> Document segment:
## START

This assignment doesn't require a massive amount of code, but if you've never implemented an event-driven server before, it can be a little mind-bending. You need to use asynchronous I/O to handle all network interactions, and you'll need to keep some kind of finite state machine representation of each connection to know whether you are waiting for network input, waiting for file input from the thread pool, waiting to be able to write data back over the network, etc.

Use Google and stackoverflow.com to get hints on all the things you'll need to do. Some hints:

• you'll need to use sigaction() to tell Linux not to send your process SIGPIPE signals whenever a client closes its end of a TCP connection.

• you'll need to use fcntl() twice to set a socket to non-blocking mode, so you can do asynchronous I/O. (The first call to get some flags; then you modify the flags, and call it again to set them in the OS.)

• you'll need to read up on how to set up a listening socket, accept an incoming connection, read/write over a socket, and close the connection. There are many, many web pages that describe how to do this in C, and you might be able to find some open source libraries that simplify this task. (You'll need to make sure they support non-blocking I/O, or you'll need to enhance them to use support it.)

• a worker thread will need to figure out how to notify the main event thread that it has finished reading a file. One way to solve this is with a self-pipe.

Finally, to support automated testing of your code, here is a more concrete specification:

• Your executable should be called 550server, and it should take two command line arguments that specify the network address and port that the server opens a listening TCP socket on. Note that your server may take additional options and/or default arguments, but the command line $ ./550server 127.0.0.1 9000 should run your server so that it listens to address 127.0.0.1 and port 9000.

• The 550server protocol is as follows. After connecting, the client will send a path followed by a newline character (\n). Each character in the path is a single byte. The server will send the file contents in response then close the connection. The server should be robust to invalid client input (say, a path that doesn't exist) by closing the client connection instead of crashing.

## END

> Tasks:
A - According to the server assignment text, what should the server do when a client sends a path that doesn't exist?
B - Rewrite the stretch of the server assignment text from "This assignment doesn't" through "the network, etc.", replacing "event-driven" with "event-based".
C - Extend the server assignment text by writing what comes after its final sentence.
The data after the server assignment text have no connection to it.

> Supplied data:

## START

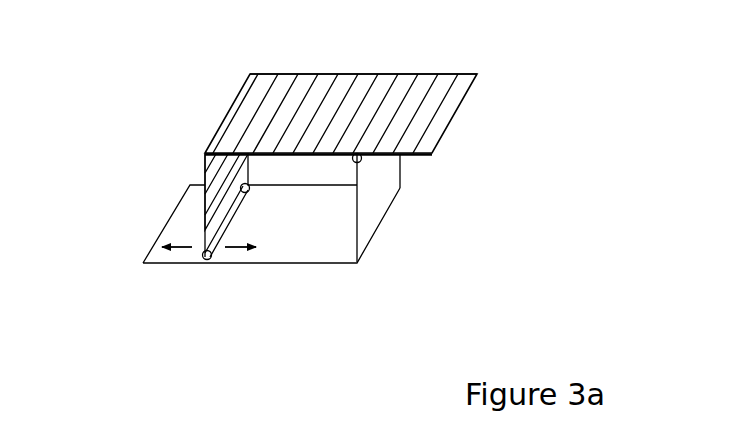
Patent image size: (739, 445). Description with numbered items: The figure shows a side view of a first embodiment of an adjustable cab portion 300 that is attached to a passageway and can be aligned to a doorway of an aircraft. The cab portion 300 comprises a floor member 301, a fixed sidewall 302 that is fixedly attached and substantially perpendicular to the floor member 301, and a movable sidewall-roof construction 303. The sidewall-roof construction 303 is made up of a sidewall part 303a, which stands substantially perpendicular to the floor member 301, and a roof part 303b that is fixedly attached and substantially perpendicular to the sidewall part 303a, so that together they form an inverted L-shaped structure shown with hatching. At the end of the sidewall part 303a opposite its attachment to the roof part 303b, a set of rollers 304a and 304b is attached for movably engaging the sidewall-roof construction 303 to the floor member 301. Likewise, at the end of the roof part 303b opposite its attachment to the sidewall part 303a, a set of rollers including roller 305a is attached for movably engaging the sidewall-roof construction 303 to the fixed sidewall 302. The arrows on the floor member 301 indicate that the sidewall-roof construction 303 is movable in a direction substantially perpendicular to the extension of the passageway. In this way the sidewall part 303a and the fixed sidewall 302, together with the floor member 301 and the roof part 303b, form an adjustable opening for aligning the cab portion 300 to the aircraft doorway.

The adjustable cab portion 300 is at (140, 120).
The floor member 301 is at (183, 228).
The fixed sidewall 302 is at (393, 197).
The movable sidewall-roof construction 303 is at (453, 112).
The sidewall part 303a is at (205, 168).
The roof part 303b is at (308, 80).
The roller 304a is at (203, 260).
The roller 304b is at (250, 196).
The roller 305a is at (355, 163).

## END

> Responses by task:
A - It should close the client connection instead of crashing.

B -
This assignment doesn't require a massive amount of code, but if you've never implemented an event-based server before, it can be a little mind-bending. You need to use asynchronous I/O to handle all network interactions, and you'll need to keep some kind of finite state machine representation of each connection to know whether you are waiting for network input, waiting for file input from the thread pool, waiting to be able to write data back over the network, etc.

C -
When you're ready to turn in your assignment, do the following:

1. Create a directory called "problemset1". In it, you should have three things: a subdirectory called "parta", a subdirectory called "partb", and a README.TXT file.

2. The README.TXT file should contain your name, student number, and UW email address, as well as instructions on how to launch your server.

3. "parta" should contain your part a code, as well as a Makefile for compiling it. Running "make" should produce an executable called "550shell". Your code should be clean, well commented, etc.

4. "partb" should contain your part b code, as well as a Makefile for compiling it. Running "make" should produce an executable called "550server". Your code should be clean, well commented, etc.

5. Create a submission tarball by running the following command, but replacing "UWEMAIL" with your email account name:

   tar -cvzf problemset1_submission_UWEMAIL.tar.gz problemset1

   For example, since my email account is "arvind", I would run the command:

   tar -cvzf problemset1_submission_arvind.tar.gz problemset1

6. Use the course dropbox (there will be a link on the course homepage) to submit that tarball.

Grading

We will be basing your grade on several elements:

• Whether your code works! It should be correct, compile without warnings, and not leak memory, processes, descriptors, etc.

• How well structured your code is: you should have clean module interfaces, a nice decomposition, good comments, and so on.